= Provided records =

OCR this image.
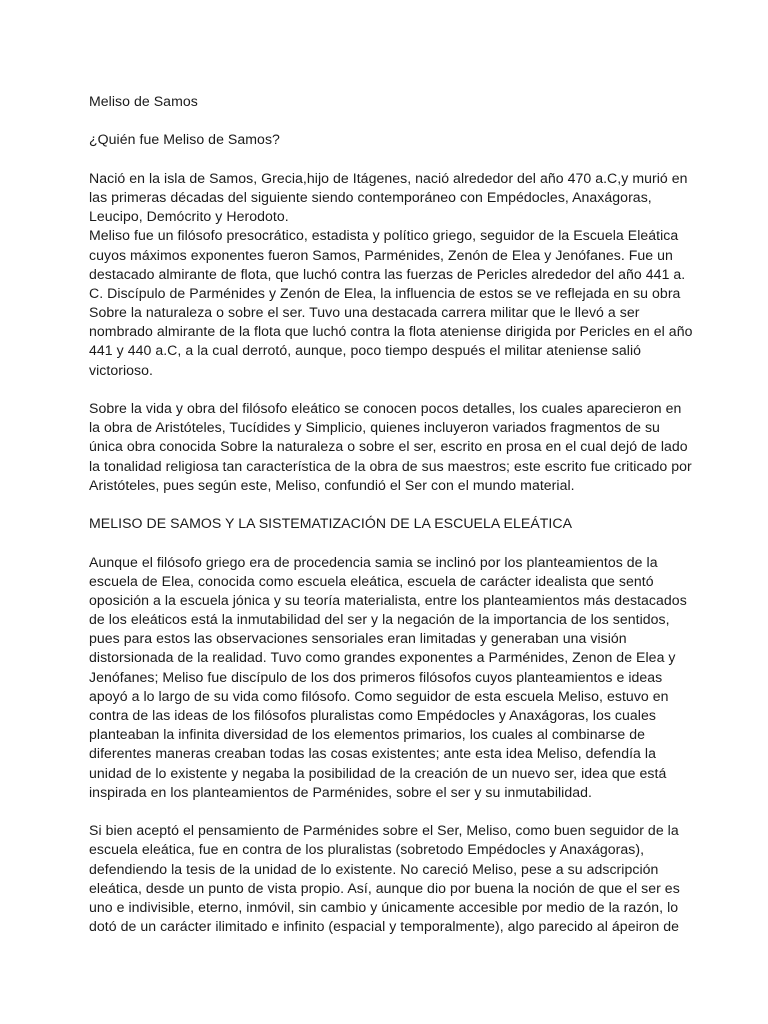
Meliso de Samos
¿Quién fue Meliso de Samos?
Nació en la isla de Samos, Grecia,hijo de Itágenes, nació alrededor del año 470 a.C,y murió en
las primeras décadas del siguiente siendo contemporáneo con Empédocles, Anaxágoras,
Leucipo, Demócrito y Herodoto.
Meliso fue un filósofo presocrático, estadista y político griego, seguidor de la Escuela Eleática
cuyos máximos exponentes fueron Samos, Parménides, Zenón de Elea y Jenófanes. Fue un
destacado almirante de flota, que luchó contra las fuerzas de Pericles alrededor del año 441 a.
C. Discípulo de Parménides y Zenón de Elea, la influencia de estos se ve reflejada en su obra
Sobre la naturaleza o sobre el ser. Tuvo una destacada carrera militar que le llevó a ser
nombrado almirante de la flota que luchó contra la flota ateniense dirigida por Pericles en el año
441 y 440 a.C, a la cual derrotó, aunque, poco tiempo después el militar ateniense salió
victorioso.
Sobre la vida y obra del filósofo eleático se conocen pocos detalles, los cuales aparecieron en
la obra de Aristóteles, Tucídides y Simplicio, quienes incluyeron variados fragmentos de su
única obra conocida Sobre la naturaleza o sobre el ser, escrito en prosa en el cual dejó de lado
la tonalidad religiosa tan característica de la obra de sus maestros; este escrito fue criticado por
Aristóteles, pues según este, Meliso, confundió el Ser con el mundo material.
MELISO DE SAMOS Y LA SISTEMATIZACIÓN DE LA ESCUELA ELEÁTICA
Aunque el filósofo griego era de procedencia samia se inclinó por los planteamientos de la
escuela de Elea, conocida como escuela eleática, escuela de carácter idealista que sentó
oposición a la escuela jónica y su teoría materialista, entre los planteamientos más destacados
de los eleáticos está la inmutabilidad del ser y la negación de la importancia de los sentidos,
pues para estos las observaciones sensoriales eran limitadas y generaban una visión
distorsionada de la realidad. Tuvo como grandes exponentes a Parménides, Zenon de Elea y
Jenófanes; Meliso fue discípulo de los dos primeros filósofos cuyos planteamientos e ideas
apoyó a lo largo de su vida como filósofo. Como seguidor de esta escuela Meliso, estuvo en
contra de las ideas de los filósofos pluralistas como Empédocles y Anaxágoras, los cuales
planteaban la infinita diversidad de los elementos primarios, los cuales al combinarse de
diferentes maneras creaban todas las cosas existentes; ante esta idea Meliso, defendía la
unidad de lo existente y negaba la posibilidad de la creación de un nuevo ser, idea que está
inspirada en los planteamientos de Parménides, sobre el ser y su inmutabilidad.
Si bien aceptó el pensamiento de Parménides sobre el Ser, Meliso, como buen seguidor de la
escuela eleática, fue en contra de los pluralistas (sobretodo Empédocles y Anaxágoras),
defendiendo la tesis de la unidad de lo existente. No careció Meliso, pese a su adscripción
eleática, desde un punto de vista propio. Así, aunque dio por buena la noción de que el ser es
uno e indivisible, eterno, inmóvil, sin cambio y únicamente accesible por medio de la razón, lo
dotó de un carácter ilimitado e infinito (espacial y temporalmente), algo parecido al ápeiron de
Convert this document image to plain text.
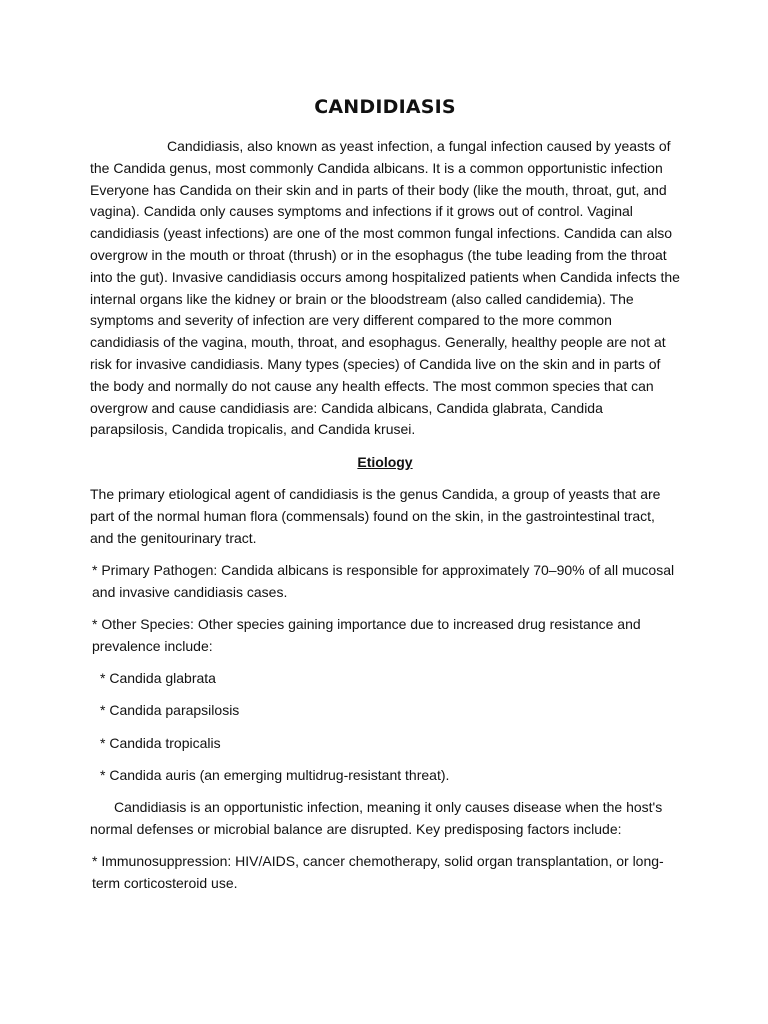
CANDIDIASIS

Candidiasis, also known as yeast infection, a fungal infection caused by yeasts of the Candida genus, most commonly Candida albicans. It is a common opportunistic infection Everyone has Candida on their skin and in parts of their body (like the mouth, throat, gut, and vagina). Candida only causes symptoms and infections if it grows out of control. Vaginal candidiasis (yeast infections) are one of the most common fungal infections. Candida can also overgrow in the mouth or throat (thrush) or in the esophagus (the tube leading from the throat into the gut). Invasive candidiasis occurs among hospitalized patients when Candida infects the internal organs like the kidney or brain or the bloodstream (also called candidemia). The symptoms and severity of infection are very different compared to the more common candidiasis of the vagina, mouth, throat, and esophagus. Generally, healthy people are not at risk for invasive candidiasis. Many types (species) of Candida live on the skin and in parts of the body and normally do not cause any health effects. The most common species that can overgrow and cause candidiasis are: Candida albicans, Candida glabrata, Candida parapsilosis, Candida tropicalis, and Candida krusei.

Etiology

The primary etiological agent of candidiasis is the genus Candida, a group of yeasts that are part of the normal human flora (commensals) found on the skin, in the gastrointestinal tract, and the genitourinary tract.

* Primary Pathogen: Candida albicans is responsible for approximately 70–90% of all mucosal and invasive candidiasis cases.

* Other Species: Other species gaining importance due to increased drug resistance and prevalence include:

* Candida glabrata

* Candida parapsilosis

* Candida tropicalis

* Candida auris (an emerging multidrug-resistant threat).

Candidiasis is an opportunistic infection, meaning it only causes disease when the host's normal defenses or microbial balance are disrupted. Key predisposing factors include:

* Immunosuppression: HIV/AIDS, cancer chemotherapy, solid organ transplantation, or long-term corticosteroid use.
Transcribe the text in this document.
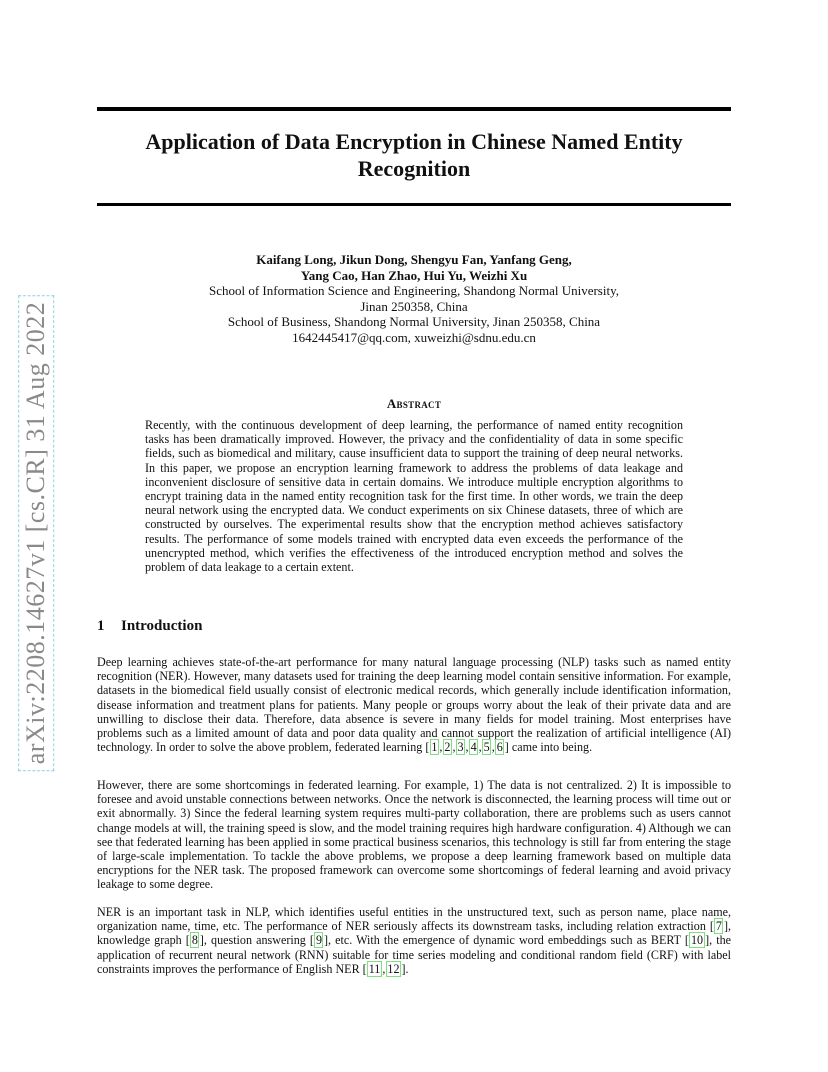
arXiv:2208.14627v1 [cs.CR] 31 Aug 2022
Application of Data Encryption in Chinese Named Entity
Recognition
Kaifang Long, Jikun Dong, Shengyu Fan, Yanfang Geng,
Yang Cao, Han Zhao, Hui Yu, Weizhi Xu
School of Information Science and Engineering, Shandong Normal University,
Jinan 250358, China
School of Business, Shandong Normal University, Jinan 250358, China
1642445417@qq.com, xuweizhi@sdnu.edu.cn
Abstract

Recently, with the continuous development of deep learning, the performance of named entity recognition tasks has been dramatically improved. However, the privacy and the confidentiality of data in some specific fields, such as biomedical and military, cause insufficient data to support the training of deep neural networks. In this paper, we propose an encryption learning framework to address the problems of data leakage and inconvenient disclosure of sensitive data in certain domains. We introduce multiple encryption algorithms to encrypt training data in the named entity recognition task for the first time. In other words, we train the deep neural network using the encrypted data. We conduct experiments on six Chinese datasets, three of which are constructed by ourselves. The experimental results show that the encryption method achieves satisfactory results. The performance of some models trained with encrypted data even exceeds the performance of the unencrypted method, which verifies the effectiveness of the introduced encryption method and solves the problem of data leakage to a certain extent.

1 Introduction

Deep learning achieves state-of-the-art performance for many natural language processing (NLP) tasks such as named entity recognition (NER). However, many datasets used for training the deep learning model contain sensitive information. For example, datasets in the biomedical field usually consist of electronic medical records, which generally include identification information, disease information and treatment plans for patients. Many people or groups worry about the leak of their private data and are unwilling to disclose their data. Therefore, data absence is severe in many fields for model training. Most enterprises have problems such as a limited amount of data and poor data quality and cannot support the realization of artificial intelligence (AI) technology. In order to solve the above problem, federated learning [ 1 , 2 , 3 , 4 , 5 , 6 ] came into being.

However, there are some shortcomings in federated learning. For example, 1) The data is not centralized. 2) It is impossible to foresee and avoid unstable connections between networks. Once the network is disconnected, the learning process will time out or exit abnormally. 3) Since the federal learning system requires multi-party collaboration, there are problems such as users cannot change models at will, the training speed is slow, and the model training requires high hardware configuration. 4) Although we can see that federated learning has been applied in some practical business scenarios, this technology is still far from entering the stage of large-scale implementation. To tackle the above problems, we propose a deep learning framework based on multiple data encryptions for the NER task. The proposed framework can overcome some shortcomings of federal learning and avoid privacy leakage to some degree.

NER is an important task in NLP, which identifies useful entities in the unstructured text, such as person name, place name, organization name, time, etc. The performance of NER seriously affects its downstream tasks, including relation extraction [ 7 ], knowledge graph [ 8 ], question answering [ 9 ], etc. With the emergence of dynamic word embeddings such as BERT [ 10 ], the application of recurrent neural network (RNN) suitable for time series modeling and conditional random field (CRF) with label constraints improves the performance of English NER [ 11 , 12 ].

= Exercise aim =
What is wanted is the listing, written out exactly, with each picture removed.

= Output of the exercise =
OCR this image.
Meliso de Samos
¿Quién fue Meliso de Samos?
Nació en la isla de Samos, Grecia,hijo de Itágenes, nació alrededor del año 470 a.C,y murió en
las primeras décadas del siguiente siendo contemporáneo con Empédocles, Anaxágoras,
Leucipo, Demócrito y Herodoto.
Meliso fue un filósofo presocrático, estadista y político griego, seguidor de la Escuela Eleática
cuyos máximos exponentes fueron Samos, Parménides, Zenón de Elea y Jenófanes. Fue un
destacado almirante de flota, que luchó contra las fuerzas de Pericles alrededor del año 441 a.
C. Discípulo de Parménides y Zenón de Elea, la influencia de estos se ve reflejada en su obra
Sobre la naturaleza o sobre el ser. Tuvo una destacada carrera militar que le llevó a ser
nombrado almirante de la flota que luchó contra la flota ateniense dirigida por Pericles en el año
441 y 440 a.C, a la cual derrotó, aunque, poco tiempo después el militar ateniense salió
victorioso.
Sobre la vida y obra del filósofo eleático se conocen pocos detalles, los cuales aparecieron en
la obra de Aristóteles, Tucídides y Simplicio, quienes incluyeron variados fragmentos de su
única obra conocida Sobre la naturaleza o sobre el ser, escrito en prosa en el cual dejó de lado
la tonalidad religiosa tan característica de la obra de sus maestros; este escrito fue criticado por
Aristóteles, pues según este, Meliso, confundió el Ser con el mundo material.
MELISO DE SAMOS Y LA SISTEMATIZACIÓN DE LA ESCUELA ELEÁTICA
Aunque el filósofo griego era de procedencia samia se inclinó por los planteamientos de la
escuela de Elea, conocida como escuela eleática, escuela de carácter idealista que sentó
oposición a la escuela jónica y su teoría materialista, entre los planteamientos más destacados
de los eleáticos está la inmutabilidad del ser y la negación de la importancia de los sentidos,
pues para estos las observaciones sensoriales eran limitadas y generaban una visión
distorsionada de la realidad. Tuvo como grandes exponentes a Parménides, Zenon de Elea y
Jenófanes; Meliso fue discípulo de los dos primeros filósofos cuyos planteamientos e ideas
apoyó a lo largo de su vida como filósofo. Como seguidor de esta escuela Meliso, estuvo en
contra de las ideas de los filósofos pluralistas como Empédocles y Anaxágoras, los cuales
planteaban la infinita diversidad de los elementos primarios, los cuales al combinarse de
diferentes maneras creaban todas las cosas existentes; ante esta idea Meliso, defendía la
unidad de lo existente y negaba la posibilidad de la creación de un nuevo ser, idea que está
inspirada en los planteamientos de Parménides, sobre el ser y su inmutabilidad.
Si bien aceptó el pensamiento de Parménides sobre el Ser, Meliso, como buen seguidor de la
escuela eleática, fue en contra de los pluralistas (sobretodo Empédocles y Anaxágoras),
defendiendo la tesis de la unidad de lo existente. No careció Meliso, pese a su adscripción
eleática, desde un punto de vista propio. Así, aunque dio por buena la noción de que el ser es
uno e indivisible, eterno, inmóvil, sin cambio y únicamente accesible por medio de la razón, lo
dotó de un carácter ilimitado e infinito (espacial y temporalmente), algo parecido al ápeiron de
Convert this document image to plain text.
CANDIDIASIS

Candidiasis, also known as yeast infection, a fungal infection caused by yeasts of the Candida genus, most commonly Candida albicans. It is a common opportunistic infection Everyone has Candida on their skin and in parts of their body (like the mouth, throat, gut, and vagina). Candida only causes symptoms and infections if it grows out of control. Vaginal candidiasis (yeast infections) are one of the most common fungal infections. Candida can also overgrow in the mouth or throat (thrush) or in the esophagus (the tube leading from the throat into the gut). Invasive candidiasis occurs among hospitalized patients when Candida infects the internal organs like the kidney or brain or the bloodstream (also called candidemia). The symptoms and severity of infection are very different compared to the more common candidiasis of the vagina, mouth, throat, and esophagus. Generally, healthy people are not at risk for invasive candidiasis. Many types (species) of Candida live on the skin and in parts of the body and normally do not cause any health effects. The most common species that can overgrow and cause candidiasis are: Candida albicans, Candida glabrata, Candida parapsilosis, Candida tropicalis, and Candida krusei.

Etiology

The primary etiological agent of candidiasis is the genus Candida, a group of yeasts that are part of the normal human flora (commensals) found on the skin, in the gastrointestinal tract, and the genitourinary tract.

* Primary Pathogen: Candida albicans is responsible for approximately 70–90% of all mucosal and invasive candidiasis cases.

* Other Species: Other species gaining importance due to increased drug resistance and prevalence include:

* Candida glabrata

* Candida parapsilosis

* Candida tropicalis

* Candida auris (an emerging multidrug-resistant threat).

Candidiasis is an opportunistic infection, meaning it only causes disease when the host's normal defenses or microbial balance are disrupted. Key predisposing factors include:

* Immunosuppression: HIV/AIDS, cancer chemotherapy, solid organ transplantation, or long-term corticosteroid use.
Transcribe the text in this document.
arXiv:2208.14627v1 [cs.CR] 31 Aug 2022
Application of Data Encryption in Chinese Named Entity
Recognition
Kaifang Long, Jikun Dong, Shengyu Fan, Yanfang Geng,
Yang Cao, Han Zhao, Hui Yu, Weizhi Xu
School of Information Science and Engineering, Shandong Normal University,
Jinan 250358, China
School of Business, Shandong Normal University, Jinan 250358, China
1642445417@qq.com, xuweizhi@sdnu.edu.cn
Abstract

Recently, with the continuous development of deep learning, the performance of named entity recognition tasks has been dramatically improved. However, the privacy and the confidentiality of data in some specific fields, such as biomedical and military, cause insufficient data to support the training of deep neural networks. In this paper, we propose an encryption learning framework to address the problems of data leakage and inconvenient disclosure of sensitive data in certain domains. We introduce multiple encryption algorithms to encrypt training data in the named entity recognition task for the first time. In other words, we train the deep neural network using the encrypted data. We conduct experiments on six Chinese datasets, three of which are constructed by ourselves. The experimental results show that the encryption method achieves satisfactory results. The performance of some models trained with encrypted data even exceeds the performance of the unencrypted method, which verifies the effectiveness of the introduced encryption method and solves the problem of data leakage to a certain extent.

1 Introduction

Deep learning achieves state-of-the-art performance for many natural language processing (NLP) tasks such as named entity recognition (NER). However, many datasets used for training the deep learning model contain sensitive information. For example, datasets in the biomedical field usually consist of electronic medical records, which generally include identification information, disease information and treatment plans for patients. Many people or groups worry about the leak of their private data and are unwilling to disclose their data. Therefore, data absence is severe in many fields for model training. Most enterprises have problems such as a limited amount of data and poor data quality and cannot support the realization of artificial intelligence (AI) technology. In order to solve the above problem, federated learning [ 1 , 2 , 3 , 4 , 5 , 6 ] came into being.

However, there are some shortcomings in federated learning. For example, 1) The data is not centralized. 2) It is impossible to foresee and avoid unstable connections between networks. Once the network is disconnected, the learning process will time out or exit abnormally. 3) Since the federal learning system requires multi-party collaboration, there are problems such as users cannot change models at will, the training speed is slow, and the model training requires high hardware configuration. 4) Although we can see that federated learning has been applied in some practical business scenarios, this technology is still far from entering the stage of large-scale implementation. To tackle the above problems, we propose a deep learning framework based on multiple data encryptions for the NER task. The proposed framework can overcome some shortcomings of federal learning and avoid privacy leakage to some degree.

NER is an important task in NLP, which identifies useful entities in the unstructured text, such as person name, place name, organization name, time, etc. The performance of NER seriously affects its downstream tasks, including relation extraction [ 7 ], knowledge graph [ 8 ], question answering [ 9 ], etc. With the emergence of dynamic word embeddings such as BERT [ 10 ], the application of recurrent neural network (RNN) suitable for time series modeling and conditional random field (CRF) with label constraints improves the performance of English NER [ 11 , 12 ].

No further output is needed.